BEGIN Records for this exercise

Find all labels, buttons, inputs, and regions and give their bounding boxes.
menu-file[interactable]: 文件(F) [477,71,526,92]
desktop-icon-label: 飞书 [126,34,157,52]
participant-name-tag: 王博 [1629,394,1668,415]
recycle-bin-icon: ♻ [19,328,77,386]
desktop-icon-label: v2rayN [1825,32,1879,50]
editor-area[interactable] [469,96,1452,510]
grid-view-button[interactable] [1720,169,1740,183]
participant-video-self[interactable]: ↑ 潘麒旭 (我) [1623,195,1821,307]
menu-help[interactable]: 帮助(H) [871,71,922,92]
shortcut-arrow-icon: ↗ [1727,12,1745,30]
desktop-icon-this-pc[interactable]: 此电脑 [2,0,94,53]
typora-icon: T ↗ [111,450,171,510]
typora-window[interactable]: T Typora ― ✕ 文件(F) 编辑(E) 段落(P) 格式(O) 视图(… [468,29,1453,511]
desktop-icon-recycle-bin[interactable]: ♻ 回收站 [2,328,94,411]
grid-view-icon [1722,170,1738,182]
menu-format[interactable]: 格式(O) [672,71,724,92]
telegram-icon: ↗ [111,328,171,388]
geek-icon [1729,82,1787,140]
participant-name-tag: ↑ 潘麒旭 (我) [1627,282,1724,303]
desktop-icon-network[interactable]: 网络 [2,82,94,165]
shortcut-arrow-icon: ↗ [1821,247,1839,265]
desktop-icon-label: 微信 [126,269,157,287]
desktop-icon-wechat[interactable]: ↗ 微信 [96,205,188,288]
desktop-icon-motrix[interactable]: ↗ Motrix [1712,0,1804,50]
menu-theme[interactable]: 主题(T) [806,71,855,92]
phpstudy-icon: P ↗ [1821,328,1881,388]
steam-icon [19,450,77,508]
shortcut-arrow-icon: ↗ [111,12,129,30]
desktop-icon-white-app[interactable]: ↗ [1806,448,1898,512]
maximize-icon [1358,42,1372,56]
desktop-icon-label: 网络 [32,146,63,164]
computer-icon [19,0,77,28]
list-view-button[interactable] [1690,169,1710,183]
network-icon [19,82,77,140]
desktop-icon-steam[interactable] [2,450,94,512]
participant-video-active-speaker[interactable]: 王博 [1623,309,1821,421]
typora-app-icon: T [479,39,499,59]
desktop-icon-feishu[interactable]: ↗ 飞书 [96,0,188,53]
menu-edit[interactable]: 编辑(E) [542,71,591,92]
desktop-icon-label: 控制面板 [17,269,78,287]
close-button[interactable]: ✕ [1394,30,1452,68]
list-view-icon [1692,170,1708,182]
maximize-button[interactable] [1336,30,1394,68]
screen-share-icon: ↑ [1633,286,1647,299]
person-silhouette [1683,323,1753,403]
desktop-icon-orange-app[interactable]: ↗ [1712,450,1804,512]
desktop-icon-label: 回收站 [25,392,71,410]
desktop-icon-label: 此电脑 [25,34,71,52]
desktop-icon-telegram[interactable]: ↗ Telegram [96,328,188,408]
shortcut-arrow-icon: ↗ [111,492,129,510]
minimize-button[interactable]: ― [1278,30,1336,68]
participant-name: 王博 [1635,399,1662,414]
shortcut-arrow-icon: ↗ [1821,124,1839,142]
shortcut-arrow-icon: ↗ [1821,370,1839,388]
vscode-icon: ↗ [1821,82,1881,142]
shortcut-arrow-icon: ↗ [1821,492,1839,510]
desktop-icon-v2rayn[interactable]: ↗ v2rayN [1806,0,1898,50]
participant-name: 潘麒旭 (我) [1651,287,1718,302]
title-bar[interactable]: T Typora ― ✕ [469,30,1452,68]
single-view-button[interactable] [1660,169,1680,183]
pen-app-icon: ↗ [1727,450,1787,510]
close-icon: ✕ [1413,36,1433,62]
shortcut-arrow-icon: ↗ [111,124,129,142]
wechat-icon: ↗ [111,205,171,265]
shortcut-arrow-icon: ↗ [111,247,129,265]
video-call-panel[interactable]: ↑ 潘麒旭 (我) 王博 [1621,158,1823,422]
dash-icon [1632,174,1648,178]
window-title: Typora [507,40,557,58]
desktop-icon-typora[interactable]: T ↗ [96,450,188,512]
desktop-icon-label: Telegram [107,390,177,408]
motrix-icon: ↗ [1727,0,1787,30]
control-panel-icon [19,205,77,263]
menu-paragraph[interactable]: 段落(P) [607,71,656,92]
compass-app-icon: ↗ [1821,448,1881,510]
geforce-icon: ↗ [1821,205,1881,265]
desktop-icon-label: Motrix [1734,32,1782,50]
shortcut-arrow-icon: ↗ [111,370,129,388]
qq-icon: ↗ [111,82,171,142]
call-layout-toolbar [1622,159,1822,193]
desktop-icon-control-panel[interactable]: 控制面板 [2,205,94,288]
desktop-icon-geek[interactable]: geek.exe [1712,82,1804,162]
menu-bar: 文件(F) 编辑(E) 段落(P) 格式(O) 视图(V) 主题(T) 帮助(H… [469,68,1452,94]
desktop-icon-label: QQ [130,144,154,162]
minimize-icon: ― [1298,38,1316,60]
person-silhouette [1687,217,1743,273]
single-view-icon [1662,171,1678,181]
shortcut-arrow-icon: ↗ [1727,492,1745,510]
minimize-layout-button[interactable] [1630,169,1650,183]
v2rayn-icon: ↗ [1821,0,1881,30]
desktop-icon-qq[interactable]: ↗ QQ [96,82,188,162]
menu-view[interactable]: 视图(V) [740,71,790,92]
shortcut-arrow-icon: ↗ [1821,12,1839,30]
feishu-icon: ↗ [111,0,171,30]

END Records for this exercise

Copy every line of the data above word for word, without changing, adding or dropping anything.

_Task response_
Find all labels, buttons, inputs, and regions and give their bounding boxes.
menu-file[interactable]: 文件(F) [477,71,526,92]
desktop-icon-label: 飞书 [126,34,157,52]
participant-name-tag: 王博 [1629,394,1668,415]
recycle-bin-icon: ♻ [19,328,77,386]
desktop-icon-label: v2rayN [1825,32,1879,50]
editor-area[interactable] [469,96,1452,510]
grid-view-button[interactable] [1720,169,1740,183]
participant-video-self[interactable]: ↑ 潘麒旭 (我) [1623,195,1821,307]
menu-help[interactable]: 帮助(H) [871,71,922,92]
shortcut-arrow-icon: ↗ [1727,12,1745,30]
desktop-icon-this-pc[interactable]: 此电脑 [2,0,94,53]
typora-icon: T ↗ [111,450,171,510]
typora-window[interactable]: T Typora ― ✕ 文件(F) 编辑(E) 段落(P) 格式(O) 视图(… [468,29,1453,511]
desktop-icon-recycle-bin[interactable]: ♻ 回收站 [2,328,94,411]
grid-view-icon [1722,170,1738,182]
menu-format[interactable]: 格式(O) [672,71,724,92]
telegram-icon: ↗ [111,328,171,388]
geek-icon [1729,82,1787,140]
participant-name-tag: ↑ 潘麒旭 (我) [1627,282,1724,303]
desktop-icon-network[interactable]: 网络 [2,82,94,165]
shortcut-arrow-icon: ↗ [1821,247,1839,265]
desktop-icon-label: 微信 [126,269,157,287]
desktop-icon-wechat[interactable]: ↗ 微信 [96,205,188,288]
desktop-icon-motrix[interactable]: ↗ Motrix [1712,0,1804,50]
menu-theme[interactable]: 主题(T) [806,71,855,92]
phpstudy-icon: P ↗ [1821,328,1881,388]
steam-icon [19,450,77,508]
shortcut-arrow-icon: ↗ [111,12,129,30]
desktop-icon-white-app[interactable]: ↗ [1806,448,1898,512]
maximize-icon [1358,42,1372,56]
desktop-icon-label: 网络 [32,146,63,164]
computer-icon [19,0,77,28]
list-view-button[interactable] [1690,169,1710,183]
network-icon [19,82,77,140]
desktop-icon-steam[interactable] [2,450,94,512]
participant-video-active-speaker[interactable]: 王博 [1623,309,1821,421]
typora-app-icon: T [479,39,499,59]
desktop-icon-feishu[interactable]: ↗ 飞书 [96,0,188,53]
menu-edit[interactable]: 编辑(E) [542,71,591,92]
desktop-icon-label: 控制面板 [17,269,78,287]
close-button[interactable]: ✕ [1394,30,1452,68]
list-view-icon [1692,170,1708,182]
maximize-button[interactable] [1336,30,1394,68]
screen-share-icon: ↑ [1633,286,1647,299]
person-silhouette [1683,323,1753,403]
desktop-icon-orange-app[interactable]: ↗ [1712,450,1804,512]
desktop-icon-label: 回收站 [25,392,71,410]
desktop-icon-label: 此电脑 [25,34,71,52]
desktop-icon-telegram[interactable]: ↗ Telegram [96,328,188,408]
shortcut-arrow-icon: ↗ [111,492,129,510]
minimize-button[interactable]: ― [1278,30,1336,68]
participant-name: 王博 [1635,399,1662,414]
shortcut-arrow-icon: ↗ [1821,124,1839,142]
shortcut-arrow-icon: ↗ [1821,370,1839,388]
vscode-icon: ↗ [1821,82,1881,142]
shortcut-arrow-icon: ↗ [1821,492,1839,510]
desktop-icon-v2rayn[interactable]: ↗ v2rayN [1806,0,1898,50]
participant-name: 潘麒旭 (我) [1651,287,1718,302]
title-bar[interactable]: T Typora ― ✕ [469,30,1452,68]
single-view-button[interactable] [1660,169,1680,183]
pen-app-icon: ↗ [1727,450,1787,510]
close-icon: ✕ [1413,36,1433,62]
shortcut-arrow-icon: ↗ [111,124,129,142]
wechat-icon: ↗ [111,205,171,265]
shortcut-arrow-icon: ↗ [111,247,129,265]
video-call-panel[interactable]: ↑ 潘麒旭 (我) 王博 [1621,158,1823,422]
dash-icon [1632,174,1648,178]
window-title: Typora [507,40,557,58]
desktop-icon-typora[interactable]: T ↗ [96,450,188,512]
desktop-icon-label: Telegram [107,390,177,408]
motrix-icon: ↗ [1727,0,1787,30]
control-panel-icon [19,205,77,263]
menu-paragraph[interactable]: 段落(P) [607,71,656,92]
compass-app-icon: ↗ [1821,448,1881,510]
geforce-icon: ↗ [1821,205,1881,265]
desktop-icon-label: Motrix [1734,32,1782,50]
shortcut-arrow-icon: ↗ [111,370,129,388]
qq-icon: ↗ [111,82,171,142]
call-layout-toolbar [1622,159,1822,193]
desktop-icon-control-panel[interactable]: 控制面板 [2,205,94,288]
desktop-icon-geek[interactable]: geek.exe [1712,82,1804,162]
menu-bar: 文件(F) 编辑(E) 段落(P) 格式(O) 视图(V) 主题(T) 帮助(H… [469,68,1452,94]
desktop-icon-label: QQ [130,144,154,162]
minimize-icon: ― [1298,38,1316,60]
person-silhouette [1687,217,1743,273]
single-view-icon [1662,171,1678,181]
shortcut-arrow-icon: ↗ [1727,492,1745,510]
minimize-layout-button[interactable] [1630,169,1650,183]
v2rayn-icon: ↗ [1821,0,1881,30]
desktop-icon-qq[interactable]: ↗ QQ [96,82,188,162]
menu-view[interactable]: 视图(V) [740,71,790,92]
shortcut-arrow-icon: ↗ [1821,12,1839,30]
feishu-icon: ↗ [111,0,171,30]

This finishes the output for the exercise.